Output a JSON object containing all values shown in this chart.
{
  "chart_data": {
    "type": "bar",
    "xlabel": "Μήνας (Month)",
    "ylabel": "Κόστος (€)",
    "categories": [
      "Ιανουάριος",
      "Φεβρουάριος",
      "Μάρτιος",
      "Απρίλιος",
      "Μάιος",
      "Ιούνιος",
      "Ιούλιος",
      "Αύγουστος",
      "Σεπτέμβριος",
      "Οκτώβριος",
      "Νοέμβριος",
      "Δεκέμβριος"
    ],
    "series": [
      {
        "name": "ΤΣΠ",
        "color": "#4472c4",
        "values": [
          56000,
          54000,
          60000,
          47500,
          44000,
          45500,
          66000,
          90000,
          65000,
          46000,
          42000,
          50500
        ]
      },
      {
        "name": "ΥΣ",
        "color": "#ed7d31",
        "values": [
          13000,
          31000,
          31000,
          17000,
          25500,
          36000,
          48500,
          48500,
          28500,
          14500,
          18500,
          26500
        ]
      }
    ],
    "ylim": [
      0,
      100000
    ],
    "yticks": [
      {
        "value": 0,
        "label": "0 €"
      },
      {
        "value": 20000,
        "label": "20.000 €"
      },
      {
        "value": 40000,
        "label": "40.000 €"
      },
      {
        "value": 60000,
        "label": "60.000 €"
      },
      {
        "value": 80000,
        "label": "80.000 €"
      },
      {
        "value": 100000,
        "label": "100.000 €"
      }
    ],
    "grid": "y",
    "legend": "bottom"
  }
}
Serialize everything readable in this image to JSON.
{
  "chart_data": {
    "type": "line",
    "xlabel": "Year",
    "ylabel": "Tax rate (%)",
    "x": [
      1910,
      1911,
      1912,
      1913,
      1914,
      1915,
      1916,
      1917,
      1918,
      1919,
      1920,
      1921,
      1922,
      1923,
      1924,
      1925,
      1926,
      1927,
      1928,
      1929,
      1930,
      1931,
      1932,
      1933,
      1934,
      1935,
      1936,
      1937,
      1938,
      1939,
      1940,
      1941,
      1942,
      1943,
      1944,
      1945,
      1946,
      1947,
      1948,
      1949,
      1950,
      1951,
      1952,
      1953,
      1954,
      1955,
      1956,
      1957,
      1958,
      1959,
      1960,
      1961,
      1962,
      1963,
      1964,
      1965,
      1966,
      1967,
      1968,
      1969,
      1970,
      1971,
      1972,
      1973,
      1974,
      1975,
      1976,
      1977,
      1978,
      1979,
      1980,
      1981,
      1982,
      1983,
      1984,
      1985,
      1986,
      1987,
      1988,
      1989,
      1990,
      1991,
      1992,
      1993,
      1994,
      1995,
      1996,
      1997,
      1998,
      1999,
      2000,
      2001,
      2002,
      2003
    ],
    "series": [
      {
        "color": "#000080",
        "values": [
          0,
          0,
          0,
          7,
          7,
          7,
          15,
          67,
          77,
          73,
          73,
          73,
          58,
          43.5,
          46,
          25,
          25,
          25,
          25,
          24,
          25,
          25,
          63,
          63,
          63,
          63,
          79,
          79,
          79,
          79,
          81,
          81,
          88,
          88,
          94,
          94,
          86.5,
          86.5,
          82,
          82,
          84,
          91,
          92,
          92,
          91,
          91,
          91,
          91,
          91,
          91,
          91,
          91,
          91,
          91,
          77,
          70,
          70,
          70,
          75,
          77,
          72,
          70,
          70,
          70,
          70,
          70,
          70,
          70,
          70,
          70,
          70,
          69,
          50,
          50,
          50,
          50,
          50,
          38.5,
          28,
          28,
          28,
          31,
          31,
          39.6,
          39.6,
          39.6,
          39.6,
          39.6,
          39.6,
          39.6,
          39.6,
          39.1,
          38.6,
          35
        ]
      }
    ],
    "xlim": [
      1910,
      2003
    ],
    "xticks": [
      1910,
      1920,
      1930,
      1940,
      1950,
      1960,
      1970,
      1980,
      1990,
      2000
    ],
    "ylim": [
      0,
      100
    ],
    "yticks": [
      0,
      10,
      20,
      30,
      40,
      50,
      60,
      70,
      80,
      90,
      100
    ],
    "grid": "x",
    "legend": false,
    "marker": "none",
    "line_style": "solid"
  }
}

* **Job**
Transcribe the material exactly as it reads.

* **Response**
Output a JSON object containing all values shown in this chart.
{
  "chart_data": {
    "type": "bar",
    "xlabel": "Μήνας (Month)",
    "ylabel": "Κόστος (€)",
    "categories": [
      "Ιανουάριος",
      "Φεβρουάριος",
      "Μάρτιος",
      "Απρίλιος",
      "Μάιος",
      "Ιούνιος",
      "Ιούλιος",
      "Αύγουστος",
      "Σεπτέμβριος",
      "Οκτώβριος",
      "Νοέμβριος",
      "Δεκέμβριος"
    ],
    "series": [
      {
        "name": "ΤΣΠ",
        "color": "#4472c4",
        "values": [
          56000,
          54000,
          60000,
          47500,
          44000,
          45500,
          66000,
          90000,
          65000,
          46000,
          42000,
          50500
        ]
      },
      {
        "name": "ΥΣ",
        "color": "#ed7d31",
        "values": [
          13000,
          31000,
          31000,
          17000,
          25500,
          36000,
          48500,
          48500,
          28500,
          14500,
          18500,
          26500
        ]
      }
    ],
    "ylim": [
      0,
      100000
    ],
    "yticks": [
      {
        "value": 0,
        "label": "0 €"
      },
      {
        "value": 20000,
        "label": "20.000 €"
      },
      {
        "value": 40000,
        "label": "40.000 €"
      },
      {
        "value": 60000,
        "label": "60.000 €"
      },
      {
        "value": 80000,
        "label": "80.000 €"
      },
      {
        "value": 100000,
        "label": "100.000 €"
      }
    ],
    "grid": "y",
    "legend": "bottom"
  }
}
Serialize everything readable in this image to JSON.
{
  "chart_data": {
    "type": "line",
    "xlabel": "Year",
    "ylabel": "Tax rate (%)",
    "x": [
      1910,
      1911,
      1912,
      1913,
      1914,
      1915,
      1916,
      1917,
      1918,
      1919,
      1920,
      1921,
      1922,
      1923,
      1924,
      1925,
      1926,
      1927,
      1928,
      1929,
      1930,
      1931,
      1932,
      1933,
      1934,
      1935,
      1936,
      1937,
      1938,
      1939,
      1940,
      1941,
      1942,
      1943,
      1944,
      1945,
      1946,
      1947,
      1948,
      1949,
      1950,
      1951,
      1952,
      1953,
      1954,
      1955,
      1956,
      1957,
      1958,
      1959,
      1960,
      1961,
      1962,
      1963,
      1964,
      1965,
      1966,
      1967,
      1968,
      1969,
      1970,
      1971,
      1972,
      1973,
      1974,
      1975,
      1976,
      1977,
      1978,
      1979,
      1980,
      1981,
      1982,
      1983,
      1984,
      1985,
      1986,
      1987,
      1988,
      1989,
      1990,
      1991,
      1992,
      1993,
      1994,
      1995,
      1996,
      1997,
      1998,
      1999,
      2000,
      2001,
      2002,
      2003
    ],
    "series": [
      {
        "color": "#000080",
        "values": [
          0,
          0,
          0,
          7,
          7,
          7,
          15,
          67,
          77,
          73,
          73,
          73,
          58,
          43.5,
          46,
          25,
          25,
          25,
          25,
          24,
          25,
          25,
          63,
          63,
          63,
          63,
          79,
          79,
          79,
          79,
          81,
          81,
          88,
          88,
          94,
          94,
          86.5,
          86.5,
          82,
          82,
          84,
          91,
          92,
          92,
          91,
          91,
          91,
          91,
          91,
          91,
          91,
          91,
          91,
          91,
          77,
          70,
          70,
          70,
          75,
          77,
          72,
          70,
          70,
          70,
          70,
          70,
          70,
          70,
          70,
          70,
          70,
          69,
          50,
          50,
          50,
          50,
          50,
          38.5,
          28,
          28,
          28,
          31,
          31,
          39.6,
          39.6,
          39.6,
          39.6,
          39.6,
          39.6,
          39.6,
          39.6,
          39.1,
          38.6,
          35
        ]
      }
    ],
    "xlim": [
      1910,
      2003
    ],
    "xticks": [
      1910,
      1920,
      1930,
      1940,
      1950,
      1960,
      1970,
      1980,
      1990,
      2000
    ],
    "ylim": [
      0,
      100
    ],
    "yticks": [
      0,
      10,
      20,
      30,
      40,
      50,
      60,
      70,
      80,
      90,
      100
    ],
    "grid": "x",
    "legend": false,
    "marker": "none",
    "line_style": "solid"
  }
}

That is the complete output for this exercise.